**Request**
Provide the number of lines where the word "green" occurs, and no other text.
○ ○ ○ ○ ○
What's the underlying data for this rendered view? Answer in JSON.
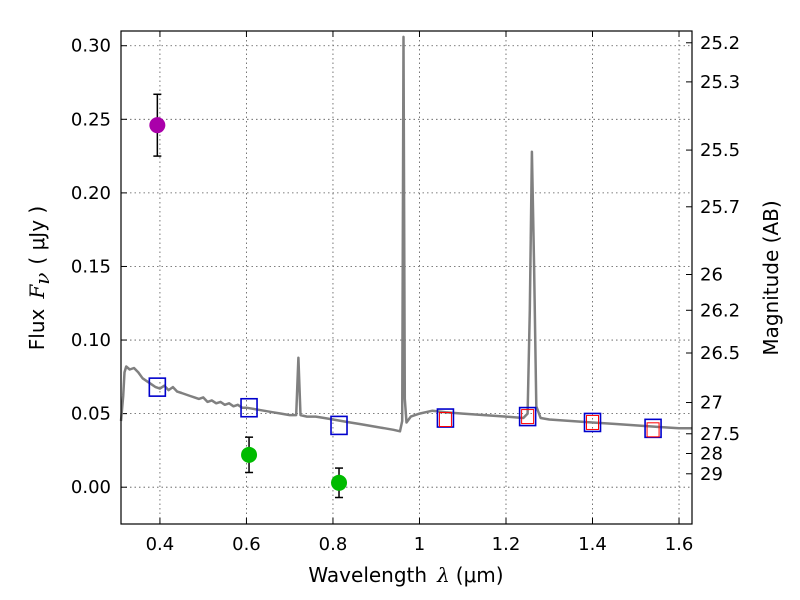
{
  "chart_data": {
    "type": "scatter",
    "xlabel_prefix": "Wavelength",
    "xlabel_symbol": "λ",
    "xlabel_unit": "(μm)",
    "ylabel_prefix": "Flux",
    "ylabel_symbol": "F",
    "ylabel_sub": "ν",
    "ylabel_unit": "( μJy )",
    "y2label": "Magnitude (AB)",
    "xlim": [
      0.31,
      1.63
    ],
    "ylim": [
      -0.025,
      0.31
    ],
    "xticks": [
      0.4,
      0.6,
      0.8,
      1.0,
      1.2,
      1.4,
      1.6
    ],
    "xtick_labels": [
      "0.4",
      "0.6",
      "0.8",
      "1",
      "1.2",
      "1.4",
      "1.6"
    ],
    "yticks": [
      0.0,
      0.05,
      0.1,
      0.15,
      0.2,
      0.25,
      0.3
    ],
    "ytick_labels": [
      "0.00",
      "0.05",
      "0.10",
      "0.15",
      "0.20",
      "0.25",
      "0.30"
    ],
    "mag_ticks": [
      25.2,
      25.3,
      25.5,
      25.7,
      26,
      26.2,
      26.5,
      27,
      27.5,
      28,
      29
    ],
    "mag_tick_labels": [
      "25.2",
      "25.3",
      "25.5",
      "25.7",
      "26",
      "26.2",
      "26.5",
      "27",
      "27.5",
      "28",
      "29"
    ],
    "grid": true,
    "colors": {
      "sed": "#808080",
      "magenta": "#aa00aa",
      "green": "#00bb00",
      "blue_box": "#0000cc",
      "red_box": "#ff0000",
      "errbar": "#000000"
    },
    "sed_model": [
      [
        0.31,
        0.045
      ],
      [
        0.315,
        0.062
      ],
      [
        0.318,
        0.078
      ],
      [
        0.322,
        0.082
      ],
      [
        0.33,
        0.08
      ],
      [
        0.34,
        0.081
      ],
      [
        0.35,
        0.078
      ],
      [
        0.36,
        0.074
      ],
      [
        0.37,
        0.072
      ],
      [
        0.38,
        0.07
      ],
      [
        0.39,
        0.068
      ],
      [
        0.4,
        0.067
      ],
      [
        0.41,
        0.069
      ],
      [
        0.42,
        0.066
      ],
      [
        0.43,
        0.068
      ],
      [
        0.44,
        0.065
      ],
      [
        0.45,
        0.064
      ],
      [
        0.46,
        0.063
      ],
      [
        0.47,
        0.062
      ],
      [
        0.48,
        0.061
      ],
      [
        0.49,
        0.06
      ],
      [
        0.5,
        0.061
      ],
      [
        0.51,
        0.058
      ],
      [
        0.52,
        0.059
      ],
      [
        0.53,
        0.057
      ],
      [
        0.54,
        0.058
      ],
      [
        0.55,
        0.056
      ],
      [
        0.56,
        0.057
      ],
      [
        0.57,
        0.055
      ],
      [
        0.58,
        0.056
      ],
      [
        0.59,
        0.054
      ],
      [
        0.6,
        0.054
      ],
      [
        0.62,
        0.053
      ],
      [
        0.64,
        0.052
      ],
      [
        0.66,
        0.051
      ],
      [
        0.68,
        0.05
      ],
      [
        0.7,
        0.049
      ],
      [
        0.715,
        0.049
      ],
      [
        0.72,
        0.088
      ],
      [
        0.725,
        0.049
      ],
      [
        0.74,
        0.048
      ],
      [
        0.76,
        0.048
      ],
      [
        0.78,
        0.047
      ],
      [
        0.8,
        0.046
      ],
      [
        0.82,
        0.045
      ],
      [
        0.84,
        0.044
      ],
      [
        0.86,
        0.043
      ],
      [
        0.88,
        0.042
      ],
      [
        0.9,
        0.041
      ],
      [
        0.92,
        0.04
      ],
      [
        0.94,
        0.039
      ],
      [
        0.955,
        0.038
      ],
      [
        0.96,
        0.045
      ],
      [
        0.963,
        0.306
      ],
      [
        0.966,
        0.06
      ],
      [
        0.97,
        0.044
      ],
      [
        0.98,
        0.048
      ],
      [
        1.0,
        0.05
      ],
      [
        1.03,
        0.052
      ],
      [
        1.06,
        0.051
      ],
      [
        1.1,
        0.05
      ],
      [
        1.15,
        0.049
      ],
      [
        1.2,
        0.048
      ],
      [
        1.24,
        0.047
      ],
      [
        1.25,
        0.05
      ],
      [
        1.255,
        0.12
      ],
      [
        1.26,
        0.228
      ],
      [
        1.265,
        0.15
      ],
      [
        1.27,
        0.055
      ],
      [
        1.28,
        0.047
      ],
      [
        1.3,
        0.046
      ],
      [
        1.35,
        0.045
      ],
      [
        1.4,
        0.044
      ],
      [
        1.45,
        0.043
      ],
      [
        1.5,
        0.042
      ],
      [
        1.55,
        0.041
      ],
      [
        1.6,
        0.04
      ],
      [
        1.63,
        0.04
      ]
    ],
    "measured": [
      {
        "name": "magenta-point",
        "x": 0.394,
        "y": 0.246,
        "err": 0.021,
        "color": "magenta"
      },
      {
        "name": "green-point-1",
        "x": 0.606,
        "y": 0.022,
        "err": 0.012,
        "color": "green"
      },
      {
        "name": "green-point-2",
        "x": 0.814,
        "y": 0.003,
        "err": 0.01,
        "color": "green"
      }
    ],
    "model_bands_blue": [
      {
        "x": 0.394,
        "y": 0.068
      },
      {
        "x": 0.606,
        "y": 0.054
      },
      {
        "x": 0.814,
        "y": 0.042
      },
      {
        "x": 1.06,
        "y": 0.047
      },
      {
        "x": 1.25,
        "y": 0.048
      },
      {
        "x": 1.4,
        "y": 0.044
      },
      {
        "x": 1.54,
        "y": 0.04
      }
    ],
    "model_bands_red": [
      {
        "x": 1.06,
        "y": 0.046
      },
      {
        "x": 1.25,
        "y": 0.048
      },
      {
        "x": 1.4,
        "y": 0.044
      },
      {
        "x": 1.54,
        "y": 0.039
      }
    ]
  }
}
○ ○ ○ ○ ○
**Output of the exercise**
5